-- Exercise inputs start --
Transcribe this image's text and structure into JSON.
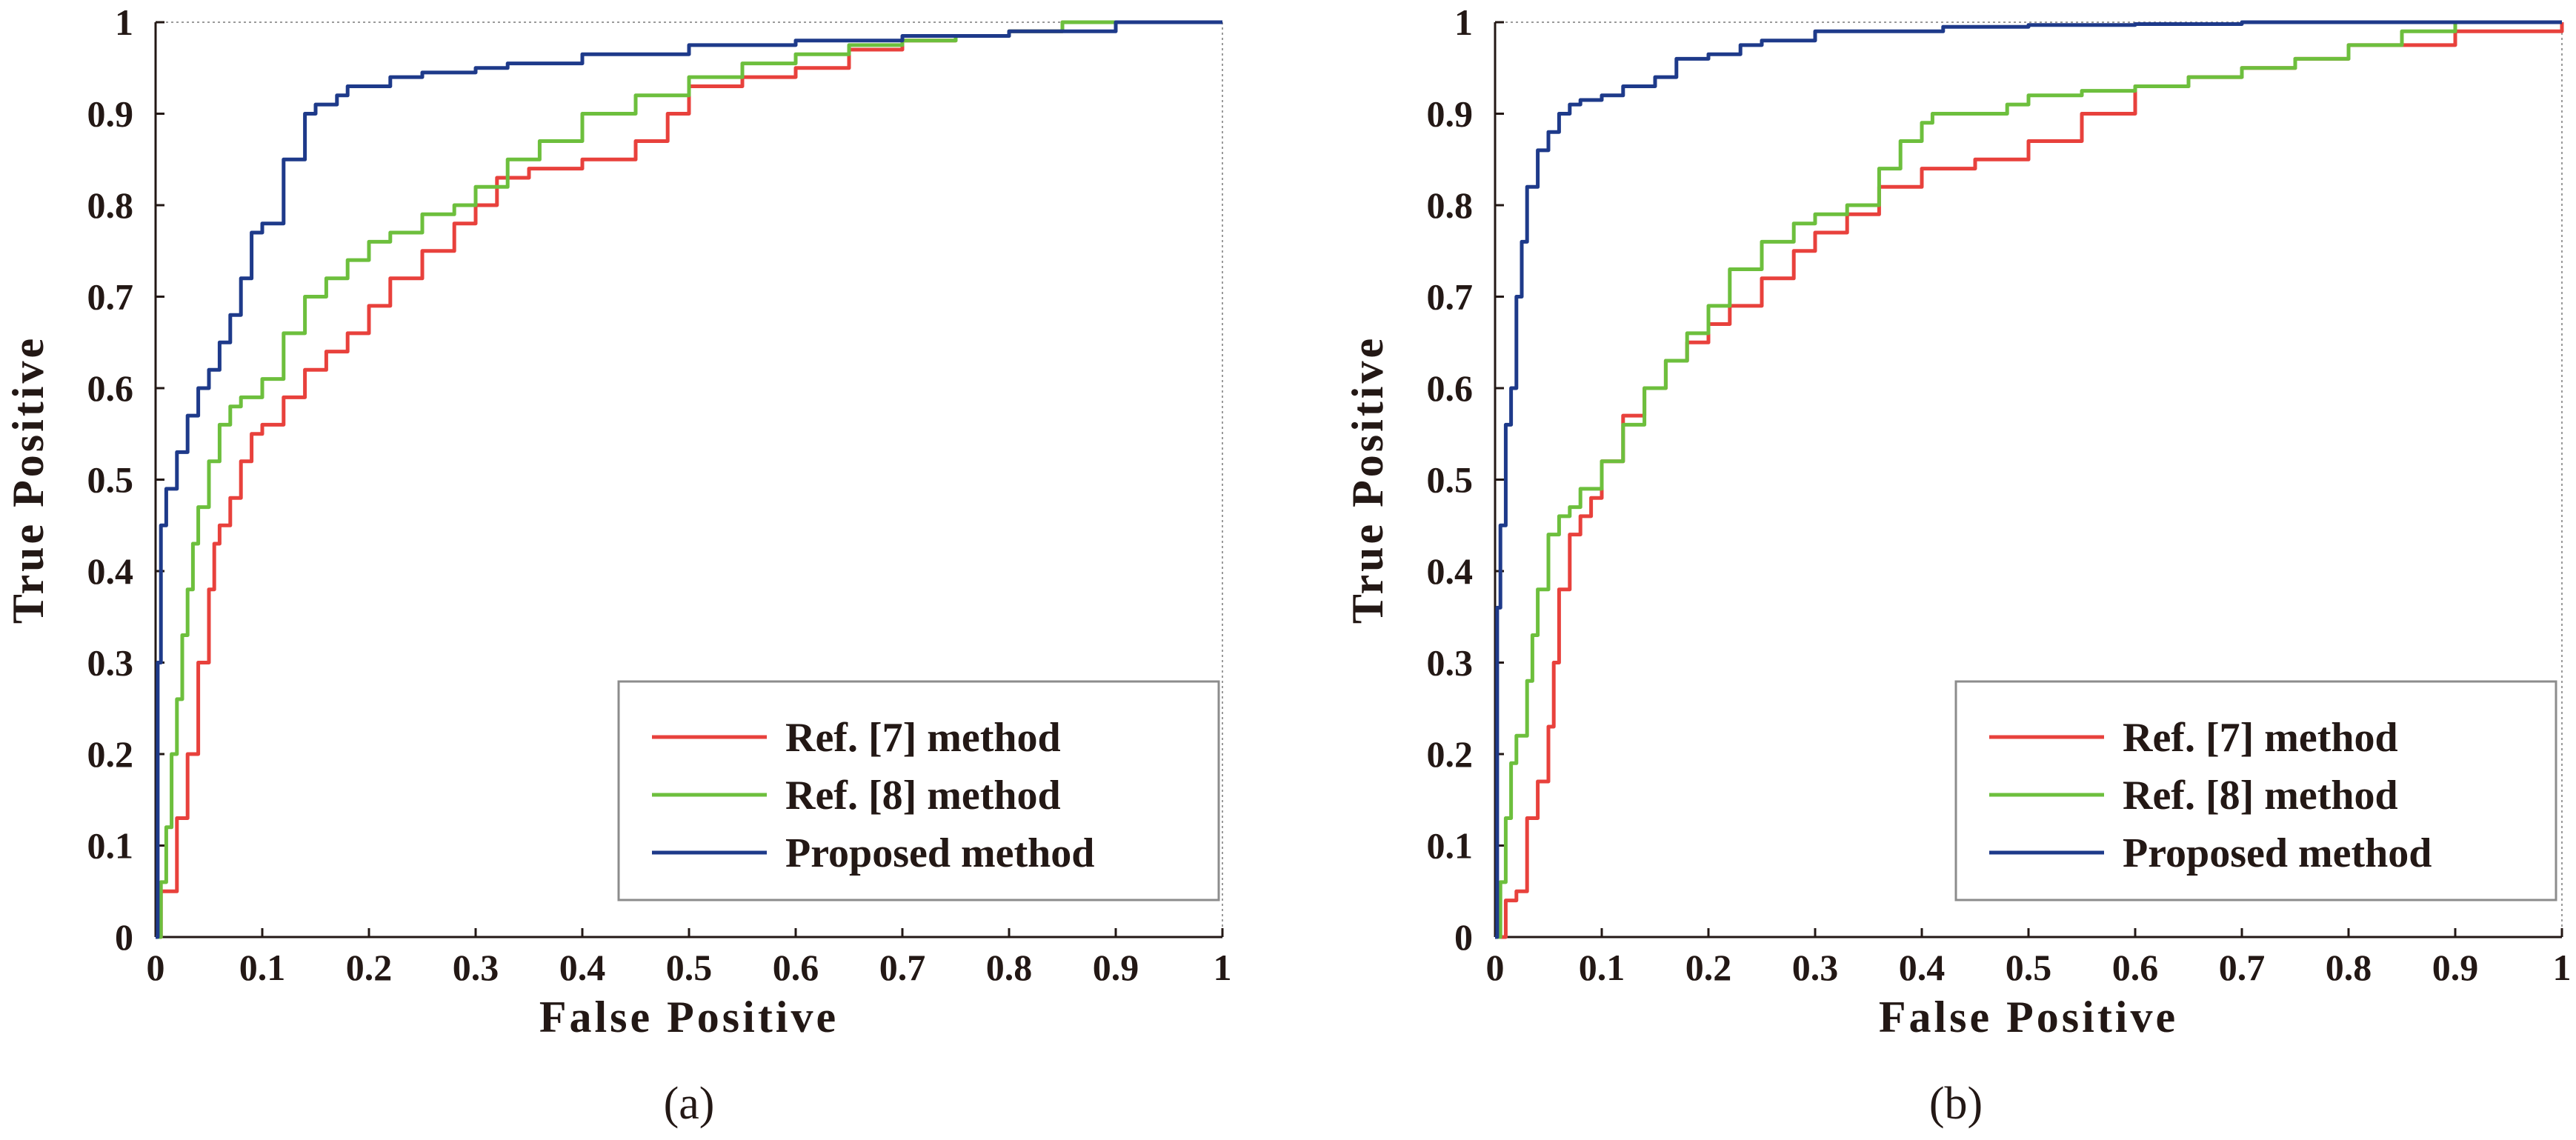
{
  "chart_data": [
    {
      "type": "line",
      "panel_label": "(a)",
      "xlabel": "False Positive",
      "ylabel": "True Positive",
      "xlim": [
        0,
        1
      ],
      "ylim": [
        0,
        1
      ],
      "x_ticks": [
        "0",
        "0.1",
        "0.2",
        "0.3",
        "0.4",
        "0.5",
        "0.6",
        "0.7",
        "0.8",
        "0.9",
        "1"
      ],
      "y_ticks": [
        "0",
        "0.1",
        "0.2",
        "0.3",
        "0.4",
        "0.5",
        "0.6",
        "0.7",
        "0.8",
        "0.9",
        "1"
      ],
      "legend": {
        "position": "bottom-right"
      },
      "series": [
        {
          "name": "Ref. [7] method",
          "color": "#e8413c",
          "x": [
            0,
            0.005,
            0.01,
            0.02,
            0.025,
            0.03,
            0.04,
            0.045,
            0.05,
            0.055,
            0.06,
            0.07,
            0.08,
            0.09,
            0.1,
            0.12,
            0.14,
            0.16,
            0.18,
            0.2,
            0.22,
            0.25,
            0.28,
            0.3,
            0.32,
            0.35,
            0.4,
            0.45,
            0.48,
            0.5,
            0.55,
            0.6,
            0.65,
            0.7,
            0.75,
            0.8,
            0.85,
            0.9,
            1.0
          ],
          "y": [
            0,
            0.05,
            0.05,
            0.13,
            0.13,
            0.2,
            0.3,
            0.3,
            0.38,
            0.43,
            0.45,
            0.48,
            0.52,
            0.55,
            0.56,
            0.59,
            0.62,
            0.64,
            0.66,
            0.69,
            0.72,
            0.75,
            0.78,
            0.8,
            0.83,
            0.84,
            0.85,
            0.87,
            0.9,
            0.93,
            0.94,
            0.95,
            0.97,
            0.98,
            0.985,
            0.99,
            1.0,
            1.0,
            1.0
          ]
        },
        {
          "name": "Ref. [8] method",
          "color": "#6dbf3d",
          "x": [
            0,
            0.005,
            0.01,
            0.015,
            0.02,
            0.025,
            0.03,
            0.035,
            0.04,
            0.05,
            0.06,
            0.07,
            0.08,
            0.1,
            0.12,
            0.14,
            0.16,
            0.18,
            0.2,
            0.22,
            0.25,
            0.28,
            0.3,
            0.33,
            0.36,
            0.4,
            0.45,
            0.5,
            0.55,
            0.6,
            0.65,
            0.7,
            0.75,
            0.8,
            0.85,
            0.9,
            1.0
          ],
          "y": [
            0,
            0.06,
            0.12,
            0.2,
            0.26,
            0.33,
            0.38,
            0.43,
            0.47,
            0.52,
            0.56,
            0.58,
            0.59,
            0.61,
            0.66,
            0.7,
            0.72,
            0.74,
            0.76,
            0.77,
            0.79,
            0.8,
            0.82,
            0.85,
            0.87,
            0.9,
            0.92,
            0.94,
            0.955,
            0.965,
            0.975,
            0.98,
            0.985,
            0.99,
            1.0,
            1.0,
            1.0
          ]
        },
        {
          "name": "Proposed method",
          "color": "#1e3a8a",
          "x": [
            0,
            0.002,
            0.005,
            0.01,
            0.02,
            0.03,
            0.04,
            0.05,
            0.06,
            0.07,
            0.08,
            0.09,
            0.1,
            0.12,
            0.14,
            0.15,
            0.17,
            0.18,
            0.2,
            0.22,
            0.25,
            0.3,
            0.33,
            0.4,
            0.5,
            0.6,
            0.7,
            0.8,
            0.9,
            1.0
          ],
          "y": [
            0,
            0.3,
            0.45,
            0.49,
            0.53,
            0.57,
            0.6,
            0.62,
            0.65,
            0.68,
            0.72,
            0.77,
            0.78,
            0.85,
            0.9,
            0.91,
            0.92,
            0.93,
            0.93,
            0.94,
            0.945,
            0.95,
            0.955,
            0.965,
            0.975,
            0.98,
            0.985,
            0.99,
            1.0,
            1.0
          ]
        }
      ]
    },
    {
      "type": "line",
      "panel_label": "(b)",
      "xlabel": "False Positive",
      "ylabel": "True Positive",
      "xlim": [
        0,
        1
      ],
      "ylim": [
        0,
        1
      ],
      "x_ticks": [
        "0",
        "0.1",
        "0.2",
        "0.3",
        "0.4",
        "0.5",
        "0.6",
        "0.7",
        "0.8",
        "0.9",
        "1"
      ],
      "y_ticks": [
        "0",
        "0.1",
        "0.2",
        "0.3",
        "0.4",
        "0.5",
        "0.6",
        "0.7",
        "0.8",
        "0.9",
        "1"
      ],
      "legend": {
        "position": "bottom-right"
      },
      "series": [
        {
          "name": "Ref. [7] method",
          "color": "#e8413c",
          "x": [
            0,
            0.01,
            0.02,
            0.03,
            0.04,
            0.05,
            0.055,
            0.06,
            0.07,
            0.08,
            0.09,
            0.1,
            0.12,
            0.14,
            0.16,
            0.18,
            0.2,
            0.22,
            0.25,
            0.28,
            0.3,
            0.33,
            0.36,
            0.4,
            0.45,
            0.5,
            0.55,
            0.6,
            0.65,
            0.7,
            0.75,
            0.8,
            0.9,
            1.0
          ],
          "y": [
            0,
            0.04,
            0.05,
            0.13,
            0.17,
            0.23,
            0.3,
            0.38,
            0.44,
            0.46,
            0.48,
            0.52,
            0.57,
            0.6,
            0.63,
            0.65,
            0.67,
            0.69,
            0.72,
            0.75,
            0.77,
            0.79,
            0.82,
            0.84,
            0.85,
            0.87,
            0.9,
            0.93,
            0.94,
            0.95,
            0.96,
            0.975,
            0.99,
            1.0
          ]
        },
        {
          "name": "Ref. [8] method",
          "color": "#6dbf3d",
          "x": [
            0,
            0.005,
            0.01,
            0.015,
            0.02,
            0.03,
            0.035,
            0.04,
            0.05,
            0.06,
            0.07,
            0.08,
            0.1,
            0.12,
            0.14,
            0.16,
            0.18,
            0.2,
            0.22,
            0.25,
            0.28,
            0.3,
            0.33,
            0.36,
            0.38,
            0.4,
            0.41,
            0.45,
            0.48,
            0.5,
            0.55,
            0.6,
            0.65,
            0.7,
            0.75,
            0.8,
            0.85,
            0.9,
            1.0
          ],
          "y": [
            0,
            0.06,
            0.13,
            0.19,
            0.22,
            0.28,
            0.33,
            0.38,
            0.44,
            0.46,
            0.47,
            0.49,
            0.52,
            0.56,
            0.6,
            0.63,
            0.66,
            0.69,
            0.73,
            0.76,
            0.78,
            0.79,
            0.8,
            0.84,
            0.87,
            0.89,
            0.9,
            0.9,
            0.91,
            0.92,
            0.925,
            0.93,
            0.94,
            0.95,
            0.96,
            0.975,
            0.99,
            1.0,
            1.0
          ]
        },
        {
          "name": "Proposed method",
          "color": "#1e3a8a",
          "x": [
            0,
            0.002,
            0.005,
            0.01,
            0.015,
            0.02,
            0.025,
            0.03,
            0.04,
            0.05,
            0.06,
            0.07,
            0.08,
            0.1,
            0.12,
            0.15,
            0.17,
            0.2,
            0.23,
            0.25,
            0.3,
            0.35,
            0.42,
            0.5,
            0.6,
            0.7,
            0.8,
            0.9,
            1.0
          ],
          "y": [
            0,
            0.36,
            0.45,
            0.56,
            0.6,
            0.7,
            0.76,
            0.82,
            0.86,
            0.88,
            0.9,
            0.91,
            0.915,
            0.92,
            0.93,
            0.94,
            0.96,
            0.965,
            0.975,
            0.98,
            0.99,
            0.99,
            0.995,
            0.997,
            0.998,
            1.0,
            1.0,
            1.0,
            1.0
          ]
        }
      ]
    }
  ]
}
-- Exercise inputs end --
Set exercise> Copy every record above exactly as written, but leave out the pictures.

The solution>
Transcribe this image's text and structure into JSON.
{
  "chart_data": [
    {
      "type": "line",
      "panel_label": "(a)",
      "xlabel": "False Positive",
      "ylabel": "True Positive",
      "xlim": [
        0,
        1
      ],
      "ylim": [
        0,
        1
      ],
      "x_ticks": [
        "0",
        "0.1",
        "0.2",
        "0.3",
        "0.4",
        "0.5",
        "0.6",
        "0.7",
        "0.8",
        "0.9",
        "1"
      ],
      "y_ticks": [
        "0",
        "0.1",
        "0.2",
        "0.3",
        "0.4",
        "0.5",
        "0.6",
        "0.7",
        "0.8",
        "0.9",
        "1"
      ],
      "legend": {
        "position": "bottom-right"
      },
      "series": [
        {
          "name": "Ref. [7] method",
          "color": "#e8413c",
          "x": [
            0,
            0.005,
            0.01,
            0.02,
            0.025,
            0.03,
            0.04,
            0.045,
            0.05,
            0.055,
            0.06,
            0.07,
            0.08,
            0.09,
            0.1,
            0.12,
            0.14,
            0.16,
            0.18,
            0.2,
            0.22,
            0.25,
            0.28,
            0.3,
            0.32,
            0.35,
            0.4,
            0.45,
            0.48,
            0.5,
            0.55,
            0.6,
            0.65,
            0.7,
            0.75,
            0.8,
            0.85,
            0.9,
            1.0
          ],
          "y": [
            0,
            0.05,
            0.05,
            0.13,
            0.13,
            0.2,
            0.3,
            0.3,
            0.38,
            0.43,
            0.45,
            0.48,
            0.52,
            0.55,
            0.56,
            0.59,
            0.62,
            0.64,
            0.66,
            0.69,
            0.72,
            0.75,
            0.78,
            0.8,
            0.83,
            0.84,
            0.85,
            0.87,
            0.9,
            0.93,
            0.94,
            0.95,
            0.97,
            0.98,
            0.985,
            0.99,
            1.0,
            1.0,
            1.0
          ]
        },
        {
          "name": "Ref. [8] method",
          "color": "#6dbf3d",
          "x": [
            0,
            0.005,
            0.01,
            0.015,
            0.02,
            0.025,
            0.03,
            0.035,
            0.04,
            0.05,
            0.06,
            0.07,
            0.08,
            0.1,
            0.12,
            0.14,
            0.16,
            0.18,
            0.2,
            0.22,
            0.25,
            0.28,
            0.3,
            0.33,
            0.36,
            0.4,
            0.45,
            0.5,
            0.55,
            0.6,
            0.65,
            0.7,
            0.75,
            0.8,
            0.85,
            0.9,
            1.0
          ],
          "y": [
            0,
            0.06,
            0.12,
            0.2,
            0.26,
            0.33,
            0.38,
            0.43,
            0.47,
            0.52,
            0.56,
            0.58,
            0.59,
            0.61,
            0.66,
            0.7,
            0.72,
            0.74,
            0.76,
            0.77,
            0.79,
            0.8,
            0.82,
            0.85,
            0.87,
            0.9,
            0.92,
            0.94,
            0.955,
            0.965,
            0.975,
            0.98,
            0.985,
            0.99,
            1.0,
            1.0,
            1.0
          ]
        },
        {
          "name": "Proposed method",
          "color": "#1e3a8a",
          "x": [
            0,
            0.002,
            0.005,
            0.01,
            0.02,
            0.03,
            0.04,
            0.05,
            0.06,
            0.07,
            0.08,
            0.09,
            0.1,
            0.12,
            0.14,
            0.15,
            0.17,
            0.18,
            0.2,
            0.22,
            0.25,
            0.3,
            0.33,
            0.4,
            0.5,
            0.6,
            0.7,
            0.8,
            0.9,
            1.0
          ],
          "y": [
            0,
            0.3,
            0.45,
            0.49,
            0.53,
            0.57,
            0.6,
            0.62,
            0.65,
            0.68,
            0.72,
            0.77,
            0.78,
            0.85,
            0.9,
            0.91,
            0.92,
            0.93,
            0.93,
            0.94,
            0.945,
            0.95,
            0.955,
            0.965,
            0.975,
            0.98,
            0.985,
            0.99,
            1.0,
            1.0
          ]
        }
      ]
    },
    {
      "type": "line",
      "panel_label": "(b)",
      "xlabel": "False Positive",
      "ylabel": "True Positive",
      "xlim": [
        0,
        1
      ],
      "ylim": [
        0,
        1
      ],
      "x_ticks": [
        "0",
        "0.1",
        "0.2",
        "0.3",
        "0.4",
        "0.5",
        "0.6",
        "0.7",
        "0.8",
        "0.9",
        "1"
      ],
      "y_ticks": [
        "0",
        "0.1",
        "0.2",
        "0.3",
        "0.4",
        "0.5",
        "0.6",
        "0.7",
        "0.8",
        "0.9",
        "1"
      ],
      "legend": {
        "position": "bottom-right"
      },
      "series": [
        {
          "name": "Ref. [7] method",
          "color": "#e8413c",
          "x": [
            0,
            0.01,
            0.02,
            0.03,
            0.04,
            0.05,
            0.055,
            0.06,
            0.07,
            0.08,
            0.09,
            0.1,
            0.12,
            0.14,
            0.16,
            0.18,
            0.2,
            0.22,
            0.25,
            0.28,
            0.3,
            0.33,
            0.36,
            0.4,
            0.45,
            0.5,
            0.55,
            0.6,
            0.65,
            0.7,
            0.75,
            0.8,
            0.9,
            1.0
          ],
          "y": [
            0,
            0.04,
            0.05,
            0.13,
            0.17,
            0.23,
            0.3,
            0.38,
            0.44,
            0.46,
            0.48,
            0.52,
            0.57,
            0.6,
            0.63,
            0.65,
            0.67,
            0.69,
            0.72,
            0.75,
            0.77,
            0.79,
            0.82,
            0.84,
            0.85,
            0.87,
            0.9,
            0.93,
            0.94,
            0.95,
            0.96,
            0.975,
            0.99,
            1.0
          ]
        },
        {
          "name": "Ref. [8] method",
          "color": "#6dbf3d",
          "x": [
            0,
            0.005,
            0.01,
            0.015,
            0.02,
            0.03,
            0.035,
            0.04,
            0.05,
            0.06,
            0.07,
            0.08,
            0.1,
            0.12,
            0.14,
            0.16,
            0.18,
            0.2,
            0.22,
            0.25,
            0.28,
            0.3,
            0.33,
            0.36,
            0.38,
            0.4,
            0.41,
            0.45,
            0.48,
            0.5,
            0.55,
            0.6,
            0.65,
            0.7,
            0.75,
            0.8,
            0.85,
            0.9,
            1.0
          ],
          "y": [
            0,
            0.06,
            0.13,
            0.19,
            0.22,
            0.28,
            0.33,
            0.38,
            0.44,
            0.46,
            0.47,
            0.49,
            0.52,
            0.56,
            0.6,
            0.63,
            0.66,
            0.69,
            0.73,
            0.76,
            0.78,
            0.79,
            0.8,
            0.84,
            0.87,
            0.89,
            0.9,
            0.9,
            0.91,
            0.92,
            0.925,
            0.93,
            0.94,
            0.95,
            0.96,
            0.975,
            0.99,
            1.0,
            1.0
          ]
        },
        {
          "name": "Proposed method",
          "color": "#1e3a8a",
          "x": [
            0,
            0.002,
            0.005,
            0.01,
            0.015,
            0.02,
            0.025,
            0.03,
            0.04,
            0.05,
            0.06,
            0.07,
            0.08,
            0.1,
            0.12,
            0.15,
            0.17,
            0.2,
            0.23,
            0.25,
            0.3,
            0.35,
            0.42,
            0.5,
            0.6,
            0.7,
            0.8,
            0.9,
            1.0
          ],
          "y": [
            0,
            0.36,
            0.45,
            0.56,
            0.6,
            0.7,
            0.76,
            0.82,
            0.86,
            0.88,
            0.9,
            0.91,
            0.915,
            0.92,
            0.93,
            0.94,
            0.96,
            0.965,
            0.975,
            0.98,
            0.99,
            0.99,
            0.995,
            0.997,
            0.998,
            1.0,
            1.0,
            1.0,
            1.0
          ]
        }
      ]
    }
  ]
}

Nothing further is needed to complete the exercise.